* Begin *

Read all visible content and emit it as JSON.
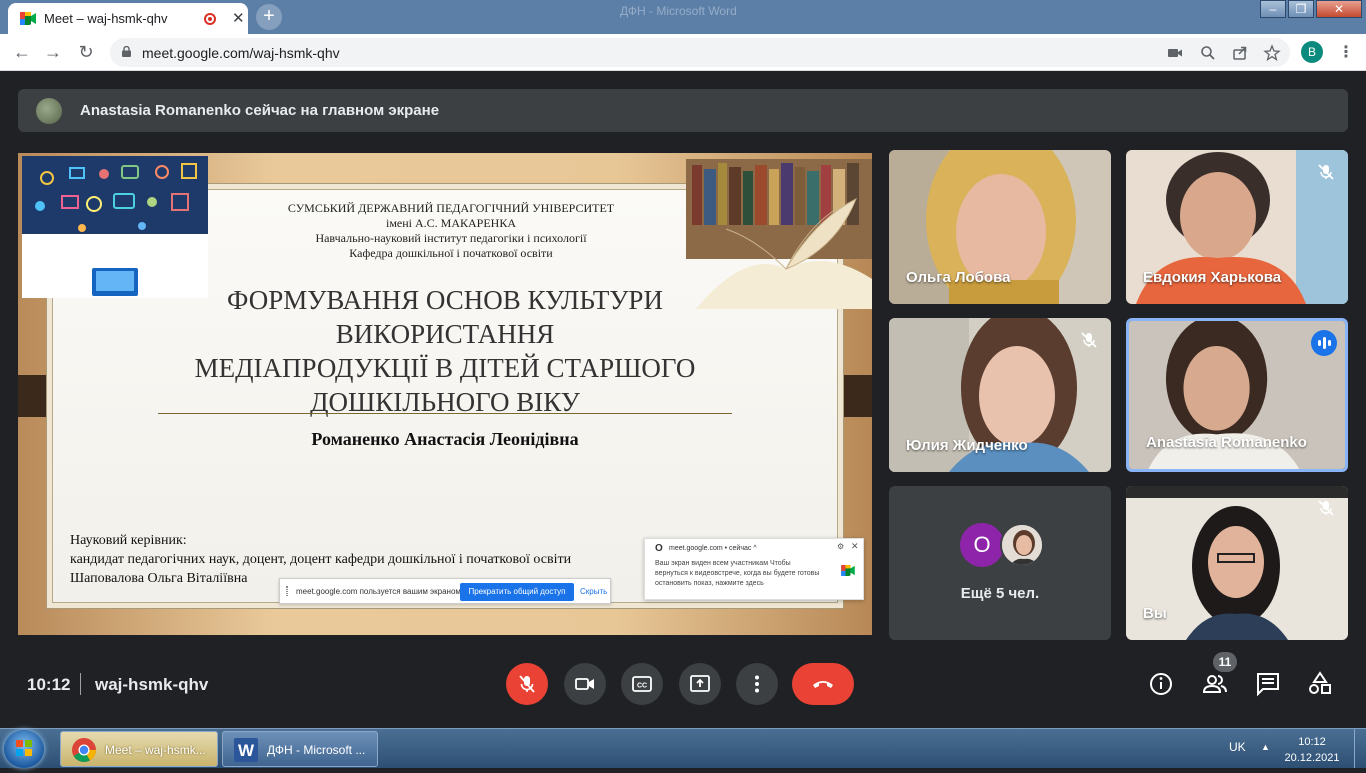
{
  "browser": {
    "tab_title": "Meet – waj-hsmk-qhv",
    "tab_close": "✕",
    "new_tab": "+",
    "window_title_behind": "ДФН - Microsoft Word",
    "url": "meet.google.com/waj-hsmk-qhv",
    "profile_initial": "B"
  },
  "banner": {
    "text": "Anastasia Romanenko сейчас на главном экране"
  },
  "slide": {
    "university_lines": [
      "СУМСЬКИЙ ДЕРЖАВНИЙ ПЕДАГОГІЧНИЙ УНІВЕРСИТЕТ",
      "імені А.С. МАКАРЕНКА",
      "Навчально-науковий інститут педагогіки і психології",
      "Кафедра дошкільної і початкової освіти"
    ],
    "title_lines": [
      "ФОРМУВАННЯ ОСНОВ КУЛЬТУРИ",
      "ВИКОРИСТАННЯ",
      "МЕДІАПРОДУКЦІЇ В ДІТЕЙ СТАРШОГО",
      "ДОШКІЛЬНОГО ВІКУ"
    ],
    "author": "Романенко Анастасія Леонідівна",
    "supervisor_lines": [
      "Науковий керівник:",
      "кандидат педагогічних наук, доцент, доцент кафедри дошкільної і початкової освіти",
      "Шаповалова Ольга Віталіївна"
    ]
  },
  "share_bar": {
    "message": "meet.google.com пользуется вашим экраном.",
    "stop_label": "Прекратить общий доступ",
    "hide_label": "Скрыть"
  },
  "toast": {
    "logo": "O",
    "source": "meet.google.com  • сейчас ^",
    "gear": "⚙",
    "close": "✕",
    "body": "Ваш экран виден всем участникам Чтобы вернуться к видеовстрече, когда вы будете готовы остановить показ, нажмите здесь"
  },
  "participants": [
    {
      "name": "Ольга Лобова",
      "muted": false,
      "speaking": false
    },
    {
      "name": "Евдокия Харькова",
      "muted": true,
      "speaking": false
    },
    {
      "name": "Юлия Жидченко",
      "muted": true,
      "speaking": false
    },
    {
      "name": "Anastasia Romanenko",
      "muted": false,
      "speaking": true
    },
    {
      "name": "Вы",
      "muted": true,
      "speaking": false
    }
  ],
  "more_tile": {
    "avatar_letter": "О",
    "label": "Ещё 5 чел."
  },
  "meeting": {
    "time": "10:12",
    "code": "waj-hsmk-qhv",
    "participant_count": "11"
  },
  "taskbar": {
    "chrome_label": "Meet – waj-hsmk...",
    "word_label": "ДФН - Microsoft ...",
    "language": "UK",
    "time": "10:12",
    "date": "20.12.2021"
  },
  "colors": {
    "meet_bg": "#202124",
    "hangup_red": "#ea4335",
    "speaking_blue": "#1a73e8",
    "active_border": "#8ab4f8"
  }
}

* End *

> _Exercise brief_: Give the entries again without a single change, but with no pictures.

> _Response_:
Read all visible content and emit it as JSON.
{
  "browser": {
    "tab_title": "Meet – waj-hsmk-qhv",
    "tab_close": "✕",
    "new_tab": "+",
    "window_title_behind": "ДФН - Microsoft Word",
    "url": "meet.google.com/waj-hsmk-qhv",
    "profile_initial": "B"
  },
  "banner": {
    "text": "Anastasia Romanenko сейчас на главном экране"
  },
  "slide": {
    "university_lines": [
      "СУМСЬКИЙ ДЕРЖАВНИЙ ПЕДАГОГІЧНИЙ УНІВЕРСИТЕТ",
      "імені А.С. МАКАРЕНКА",
      "Навчально-науковий інститут педагогіки і психології",
      "Кафедра дошкільної і початкової освіти"
    ],
    "title_lines": [
      "ФОРМУВАННЯ ОСНОВ КУЛЬТУРИ",
      "ВИКОРИСТАННЯ",
      "МЕДІАПРОДУКЦІЇ В ДІТЕЙ СТАРШОГО",
      "ДОШКІЛЬНОГО ВІКУ"
    ],
    "author": "Романенко Анастасія Леонідівна",
    "supervisor_lines": [
      "Науковий керівник:",
      "кандидат педагогічних наук, доцент, доцент кафедри дошкільної і початкової освіти",
      "Шаповалова Ольга Віталіївна"
    ]
  },
  "share_bar": {
    "message": "meet.google.com пользуется вашим экраном.",
    "stop_label": "Прекратить общий доступ",
    "hide_label": "Скрыть"
  },
  "toast": {
    "logo": "O",
    "source": "meet.google.com  • сейчас ^",
    "gear": "⚙",
    "close": "✕",
    "body": "Ваш экран виден всем участникам Чтобы вернуться к видеовстрече, когда вы будете готовы остановить показ, нажмите здесь"
  },
  "participants": [
    {
      "name": "Ольга Лобова",
      "muted": false,
      "speaking": false
    },
    {
      "name": "Евдокия Харькова",
      "muted": true,
      "speaking": false
    },
    {
      "name": "Юлия Жидченко",
      "muted": true,
      "speaking": false
    },
    {
      "name": "Anastasia Romanenko",
      "muted": false,
      "speaking": true
    },
    {
      "name": "Вы",
      "muted": true,
      "speaking": false
    }
  ],
  "more_tile": {
    "avatar_letter": "О",
    "label": "Ещё 5 чел."
  },
  "meeting": {
    "time": "10:12",
    "code": "waj-hsmk-qhv",
    "participant_count": "11"
  },
  "taskbar": {
    "chrome_label": "Meet – waj-hsmk...",
    "word_label": "ДФН - Microsoft ...",
    "language": "UK",
    "time": "10:12",
    "date": "20.12.2021"
  },
  "colors": {
    "meet_bg": "#202124",
    "hangup_red": "#ea4335",
    "speaking_blue": "#1a73e8",
    "active_border": "#8ab4f8"
  }
}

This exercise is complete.